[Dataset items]
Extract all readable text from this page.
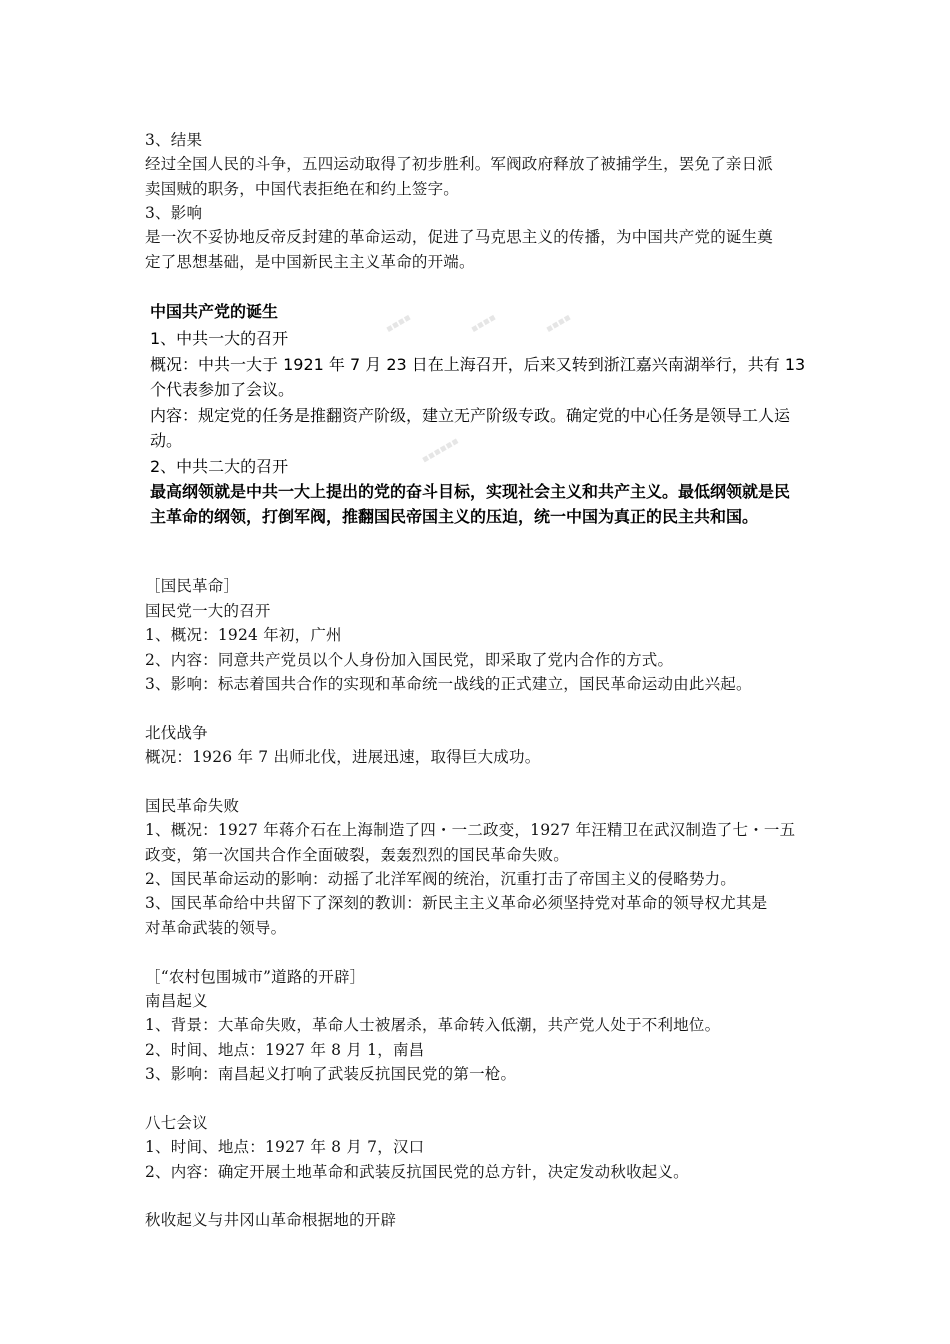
3、结果
经过全国人民的斗争，五四运动取得了初步胜利。军阀政府释放了被捕学生，罢免了亲日派
卖国贼的职务，中国代表拒绝在和约上签字。
3、影响
是一次不妥协地反帝反封建的革命运动，促进了马克思主义的传播，为中国共产党的诞生奠
定了思想基础，是中国新民主主义革命的开端。
中国共产党的诞生
1、中共一大的召开
概况：中共一大于 1921 年 7 月 23 日在上海召开，后来又转到浙江嘉兴南湖举行，共有 13
个代表参加了会议。
内容：规定党的任务是推翻资产阶级，建立无产阶级专政。确定党的中心任务是领导工人运
动。
2、中共二大的召开
最高纲领就是中共一大上提出的党的奋斗目标，实现社会主义和共产主义。最低纲领就是民
主革命的纲领，打倒军阀，推翻国民帝国主义的压迫，统一中国为真正的民主共和国。
▪▪▪▪	▪▪▪▪	▪▪▪▪
▪▪▪▪▪▪
［国民革命］
国民党一大的召开
1、概况：1924 年初，广州
2、内容：同意共产党员以个人身份加入国民党，即采取了党内合作的方式。
3、影响：标志着国共合作的实现和革命统一战线的正式建立，国民革命运动由此兴起。
北伐战争
概况：1926 年 7 出师北伐，进展迅速，取得巨大成功。
国民革命失败
1、概况：1927 年蒋介石在上海制造了四・一二政变，1927 年汪精卫在武汉制造了七・一五
政变，第一次国共合作全面破裂，轰轰烈烈的国民革命失败。
2、国民革命运动的影响：动摇了北洋军阀的统治，沉重打击了帝国主义的侵略势力。
3、国民革命给中共留下了深刻的教训：新民主主义革命必须坚持党对革命的领导权尤其是
对革命武装的领导。
［“农村包围城市”道路的开辟］
南昌起义
1、背景：大革命失败，革命人士被屠杀，革命转入低潮，共产党人处于不利地位。
2、时间、地点：1927 年 8 月 1，南昌
3、影响：南昌起义打响了武装反抗国民党的第一枪。
八七会议
1、时间、地点：1927 年 8 月 7，汉口
2、内容：确定开展土地革命和武装反抗国民党的总方针，决定发动秋收起义。
秋收起义与井冈山革命根据地的开辟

§ REQUEST
Restate the entire listing word for word, excluding pictures.

§ ANSWER TO THIS PROBLEM
Extract all readable text from this page.
3、结果
经过全国人民的斗争，五四运动取得了初步胜利。军阀政府释放了被捕学生，罢免了亲日派
卖国贼的职务，中国代表拒绝在和约上签字。
3、影响
是一次不妥协地反帝反封建的革命运动，促进了马克思主义的传播，为中国共产党的诞生奠
定了思想基础，是中国新民主主义革命的开端。
中国共产党的诞生
1、中共一大的召开
概况：中共一大于 1921 年 7 月 23 日在上海召开，后来又转到浙江嘉兴南湖举行，共有 13
个代表参加了会议。
内容：规定党的任务是推翻资产阶级，建立无产阶级专政。确定党的中心任务是领导工人运
动。
2、中共二大的召开
最高纲领就是中共一大上提出的党的奋斗目标，实现社会主义和共产主义。最低纲领就是民
主革命的纲领，打倒军阀，推翻国民帝国主义的压迫，统一中国为真正的民主共和国。
▪▪▪▪	▪▪▪▪	▪▪▪▪
▪▪▪▪▪▪
［国民革命］
国民党一大的召开
1、概况：1924 年初，广州
2、内容：同意共产党员以个人身份加入国民党，即采取了党内合作的方式。
3、影响：标志着国共合作的实现和革命统一战线的正式建立，国民革命运动由此兴起。
北伐战争
概况：1926 年 7 出师北伐，进展迅速，取得巨大成功。
国民革命失败
1、概况：1927 年蒋介石在上海制造了四・一二政变，1927 年汪精卫在武汉制造了七・一五
政变，第一次国共合作全面破裂，轰轰烈烈的国民革命失败。
2、国民革命运动的影响：动摇了北洋军阀的统治，沉重打击了帝国主义的侵略势力。
3、国民革命给中共留下了深刻的教训：新民主主义革命必须坚持党对革命的领导权尤其是
对革命武装的领导。
［“农村包围城市”道路的开辟］
南昌起义
1、背景：大革命失败，革命人士被屠杀，革命转入低潮，共产党人处于不利地位。
2、时间、地点：1927 年 8 月 1，南昌
3、影响：南昌起义打响了武装反抗国民党的第一枪。
八七会议
1、时间、地点：1927 年 8 月 7，汉口
2、内容：确定开展土地革命和武装反抗国民党的总方针，决定发动秋收起义。
秋收起义与井冈山革命根据地的开辟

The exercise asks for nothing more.